Input data.
:::
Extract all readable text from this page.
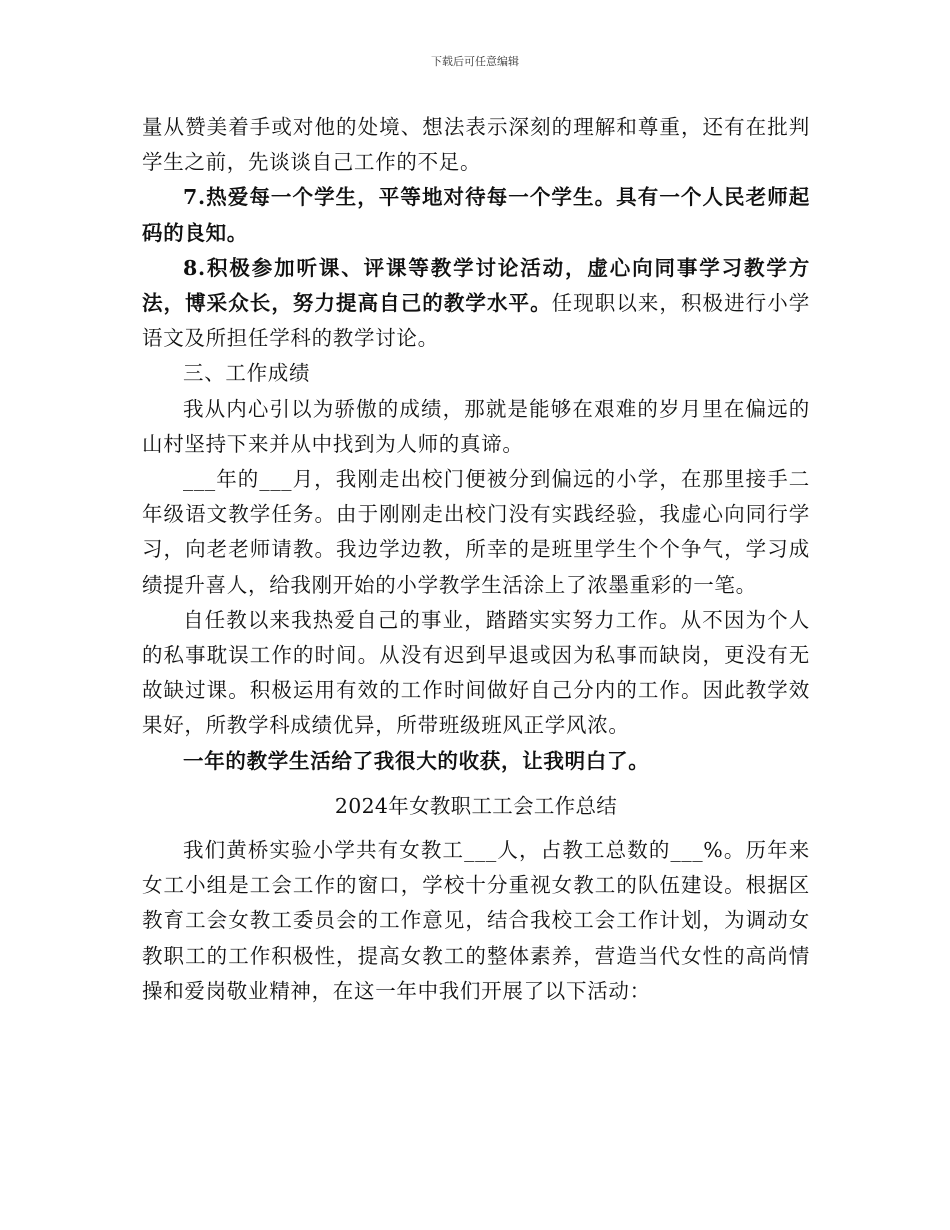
下载后可任意编辑

量从赞美着手或对他的处境、想法表示深刻的理解和尊重，还有在批判学生之前，先谈谈自己工作的不足。

7.热爱每一个学生，平等地对待每一个学生。具有一个人民老师起码的良知。

8.积极参加听课、评课等教学讨论活动，虚心向同事学习教学方法，博采众长，努力提高自己的教学水平。任现职以来，积极进行小学语文及所担任学科的教学讨论。

三、工作成绩

我从内心引以为骄傲的成绩，那就是能够在艰难的岁月里在偏远的山村坚持下来并从中找到为人师的真谛。

___年的___月，我刚走出校门便被分到偏远的小学，在那里接手二年级语文教学任务。由于刚刚走出校门没有实践经验，我虚心向同行学习，向老老师请教。我边学边教，所幸的是班里学生个个争气，学习成绩提升喜人，给我刚开始的小学教学生活涂上了浓墨重彩的一笔。

自任教以来我热爱自己的事业，踏踏实实努力工作。从不因为个人的私事耽误工作的时间。从没有迟到早退或因为私事而缺岗，更没有无故缺过课。积极运用有效的工作时间做好自己分内的工作。因此教学效果好，所教学科成绩优异，所带班级班风正学风浓。

一年的教学生活给了我很大的收获，让我明白了。

2024年女教职工工会工作总结

我们黄桥实验小学共有女教工___人，占教工总数的___%。历年来女工小组是工会工作的窗口，学校十分重视女教工的队伍建设。根据区教育工会女教工委员会的工作意见，结合我校工会工作计划，为调动女教职工的工作积极性，提高女教工的整体素养，营造当代女性的高尚情操和爱岗敬业精神，在这一年中我们开展了以下活动：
:::
Aim of the task. Your job is to transcribe the entries above exactly; skip the pictures.

Reply.
Extract all readable text from this page.
下载后可任意编辑

量从赞美着手或对他的处境、想法表示深刻的理解和尊重，还有在批判学生之前，先谈谈自己工作的不足。

7.热爱每一个学生，平等地对待每一个学生。具有一个人民老师起码的良知。

8.积极参加听课、评课等教学讨论活动，虚心向同事学习教学方法，博采众长，努力提高自己的教学水平。任现职以来，积极进行小学语文及所担任学科的教学讨论。

三、工作成绩

我从内心引以为骄傲的成绩，那就是能够在艰难的岁月里在偏远的山村坚持下来并从中找到为人师的真谛。

___年的___月，我刚走出校门便被分到偏远的小学，在那里接手二年级语文教学任务。由于刚刚走出校门没有实践经验，我虚心向同行学习，向老老师请教。我边学边教，所幸的是班里学生个个争气，学习成绩提升喜人，给我刚开始的小学教学生活涂上了浓墨重彩的一笔。

自任教以来我热爱自己的事业，踏踏实实努力工作。从不因为个人的私事耽误工作的时间。从没有迟到早退或因为私事而缺岗，更没有无故缺过课。积极运用有效的工作时间做好自己分内的工作。因此教学效果好，所教学科成绩优异，所带班级班风正学风浓。

一年的教学生活给了我很大的收获，让我明白了。

2024年女教职工工会工作总结

我们黄桥实验小学共有女教工___人，占教工总数的___%。历年来女工小组是工会工作的窗口，学校十分重视女教工的队伍建设。根据区教育工会女教工委员会的工作意见，结合我校工会工作计划，为调动女教职工的工作积极性，提高女教工的整体素养，营造当代女性的高尚情操和爱岗敬业精神，在这一年中我们开展了以下活动：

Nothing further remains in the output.